Stored records
####################

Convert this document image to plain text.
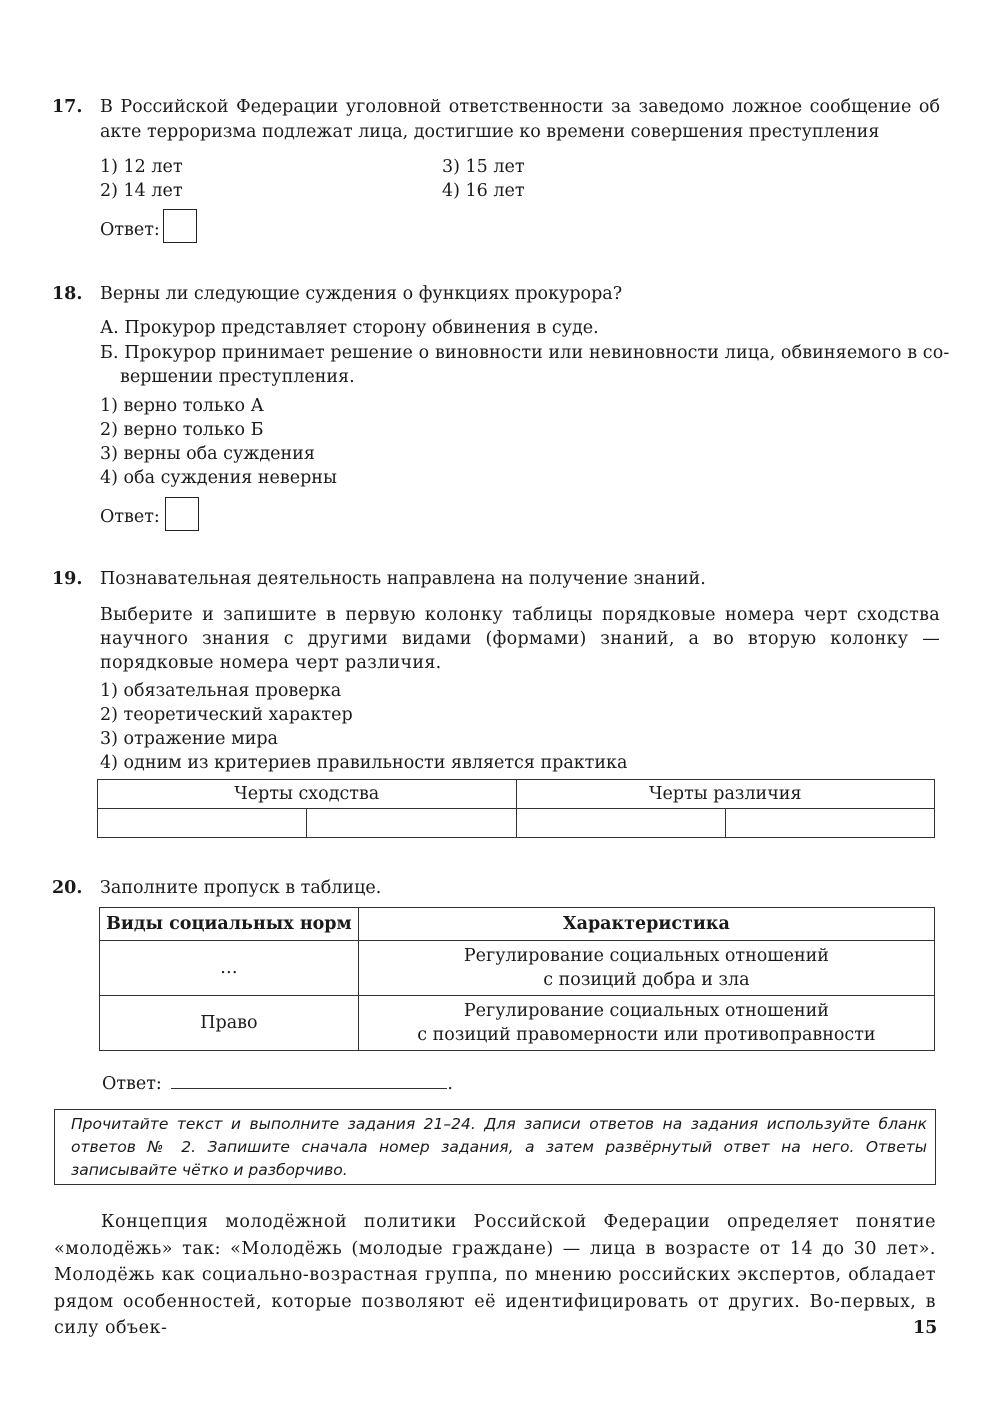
17. В Российской Федерации уголовной ответственности за заведомо ложное сообщение об акте терроризма подлежат лица, достигшие ко времени совершения преступления
1) 12 лет	3) 15 лет
2) 14 лет	4) 16 лет
Ответ:
18. Верны ли следующие суждения о функциях прокурора?
А. Прокурор представляет сторону обвинения в суде.
Б. Прокурор принимает решение о виновности или невиновности лица, обвиняемого в со-
вершении преступления.
1) верно только А
2) верно только Б
3) верны оба суждения
4) оба суждения неверны
Ответ:
19. Познавательная деятельность направлена на получение знаний.
Выберите и запишите в первую колонку таблицы порядковые номера черт сходства научного знания с другими видами (формами) знаний, а во вторую колонку — порядковые номера черт различия.
1) обязательная проверка
2) теоретический характер
3) отражение мира
4) одним из критериев правильности является практика
Черты сходства		Черты различия	

20. Заполните пропуск в таблице.
Виды социальных норм	Характеристика
…	Регулирование социальных отношений
с позиций добра и зла

Право	Регулирование социальных отношений
с позиций правомерности или противоправности
Ответ:	.
Прочитайте текст и выполните задания 21–24. Для записи ответов на задания используйте бланк ответов № 2. Запишите сначала номер задания, а затем развёрнутый ответ на него. Ответы записывайте чётко и разборчиво.
Концепция молодёжной политики Российской Федерации определяет понятие «молодёжь» так: «Молодёжь (молодые граждане) — лица в возрасте от 14 до 30 лет». Молодёжь как социально-возрастная группа, по мнению российских экспертов, обладает рядом особенностей, которые позволяют её идентифицировать от других. Во-первых, в силу объек-	15
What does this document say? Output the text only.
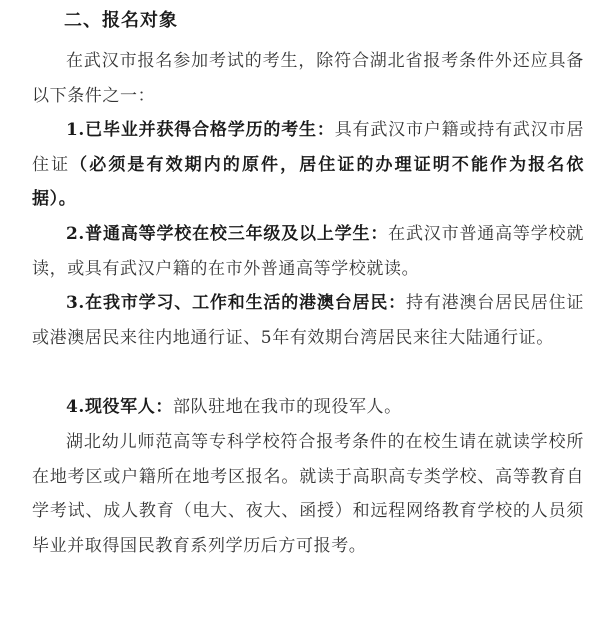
二、报名对象

在武汉市报名参加考试的考生，除符合湖北省报考条件外还应具备以下条件之一：

1.已毕业并获得合格学历的考生：具有武汉市户籍或持有武汉市居住证（必须是有效期内的原件，居住证的办理证明不能作为报名依据）。

2.普通高等学校在校三年级及以上学生：在武汉市普通高等学校就读，或具有武汉户籍的在市外普通高等学校就读。

3.在我市学习、工作和生活的港澳台居民：持有港澳台居民居住证或港澳居民来往内地通行证、5年有效期台湾居民来往大陆通行证。

4.现役军人：部队驻地在我市的现役军人。

湖北幼儿师范高等专科学校符合报考条件的在校生请在就读学校所在地考区或户籍所在地考区报名。就读于高职高专类学校、高等教育自学考试、成人教育（电大、夜大、函授）和远程网络教育学校的人员须毕业并取得国民教育系列学历后方可报考。
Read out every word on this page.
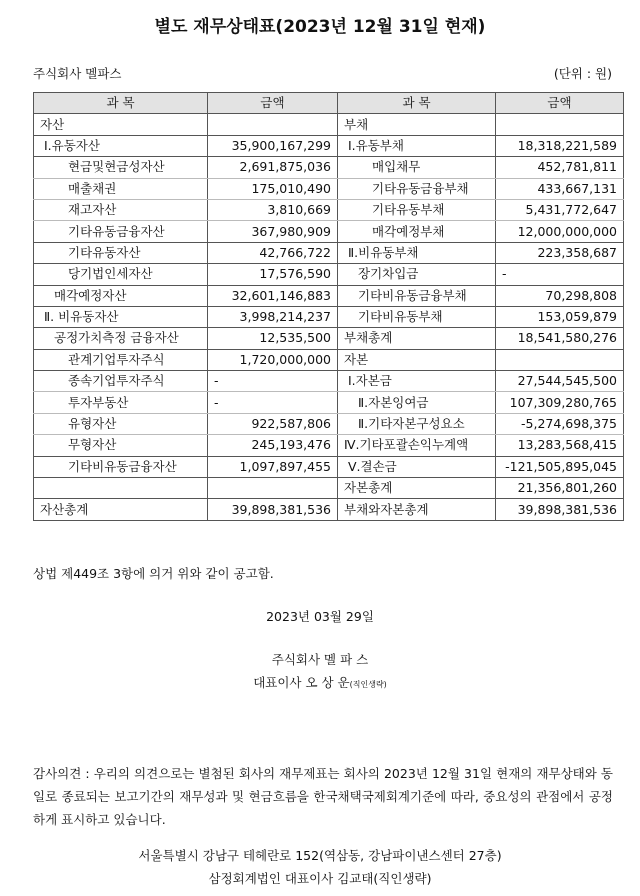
별도 재무상태표(2023년 12월 31일 현재)
주식회사 멜파스	(단위 : 원)
과 목	금액	과 목	금액
자산		부채	
Ⅰ.유동자산	35,900,167,299	Ⅰ.유동부채	18,318,221,589
현금및현금성자산	2,691,875,036	매입채무	452,781,811
매출채권	175,010,490	기타유동금융부채	433,667,131
재고자산	3,810,669	기타유동부채	5,431,772,647
기타유동금융자산	367,980,909	매각예정부채	12,000,000,000
기타유동자산	42,766,722	Ⅱ.비유동부채	223,358,687
당기법인세자산	17,576,590	장기차입금	-
매각예정자산	32,601,146,883	기타비유동금융부채	70,298,808
Ⅱ. 비유동자산	3,998,214,237	기타비유동부채	153,059,879
공정가치측정 금융자산	12,535,500	부채총계	18,541,580,276
관계기업투자주식	1,720,000,000	자본	
종속기업투자주식	-	Ⅰ.자본금	27,544,545,500
투자부동산	-	Ⅱ.자본잉여금	107,309,280,765
유형자산	922,587,806	Ⅱ.기타자본구성요소	-5,274,698,375
무형자산	245,193,476	Ⅳ.기타포괄손익누계액	13,283,568,415
기타비유동금융자산	1,097,897,455	Ⅴ.결손금	-121,505,895,045
		자본총계	21,356,801,260
자산총계	39,898,381,536	부채와자본총계	39,898,381,536
상법 제449조 3항에 의거 위와 같이 공고함.
2023년 03월 29일
주식회사 멜 파 스
대표이사 오 상 운(직인생략)
감사의견 : 우리의 의견으로는 별첨된 회사의 재무제표는 회사의 2023년 12월 31일 현재의 재무상태와 동일로 종료되는 보고기간의 재무성과 및 현금흐름을 한국채택국제회계기준에 따라, 중요성의 관점에서 공정하게 표시하고 있습니다.
서울특별시 강남구 테헤란로 152(역삼동, 강남파이낸스센터 27층)
삼정회계법인 대표이사 김교태(직인생략)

####################

Given instruction: Give again, unchanged, only the lines from the line containing "Read out every word on this page." to the last line of the records above. Pictures do not belong in the copy.

Result of this task:
Read out every word on this page.
별도 재무상태표(2023년 12월 31일 현재)
주식회사 멜파스	(단위 : 원)
과 목	금액	과 목	금액
자산		부채	
Ⅰ.유동자산	35,900,167,299	Ⅰ.유동부채	18,318,221,589
현금및현금성자산	2,691,875,036	매입채무	452,781,811
매출채권	175,010,490	기타유동금융부채	433,667,131
재고자산	3,810,669	기타유동부채	5,431,772,647
기타유동금융자산	367,980,909	매각예정부채	12,000,000,000
기타유동자산	42,766,722	Ⅱ.비유동부채	223,358,687
당기법인세자산	17,576,590	장기차입금	-
매각예정자산	32,601,146,883	기타비유동금융부채	70,298,808
Ⅱ. 비유동자산	3,998,214,237	기타비유동부채	153,059,879
공정가치측정 금융자산	12,535,500	부채총계	18,541,580,276
관계기업투자주식	1,720,000,000	자본	
종속기업투자주식	-	Ⅰ.자본금	27,544,545,500
투자부동산	-	Ⅱ.자본잉여금	107,309,280,765
유형자산	922,587,806	Ⅱ.기타자본구성요소	-5,274,698,375
무형자산	245,193,476	Ⅳ.기타포괄손익누계액	13,283,568,415
기타비유동금융자산	1,097,897,455	Ⅴ.결손금	-121,505,895,045
		자본총계	21,356,801,260
자산총계	39,898,381,536	부채와자본총계	39,898,381,536
상법 제449조 3항에 의거 위와 같이 공고함.
2023년 03월 29일
주식회사 멜 파 스
대표이사 오 상 운(직인생략)
감사의견 : 우리의 의견으로는 별첨된 회사의 재무제표는 회사의 2023년 12월 31일 현재의 재무상태와 동일로 종료되는 보고기간의 재무성과 및 현금흐름을 한국채택국제회계기준에 따라, 중요성의 관점에서 공정하게 표시하고 있습니다.
서울특별시 강남구 테헤란로 152(역삼동, 강남파이낸스센터 27층)
삼정회계법인 대표이사 김교태(직인생략)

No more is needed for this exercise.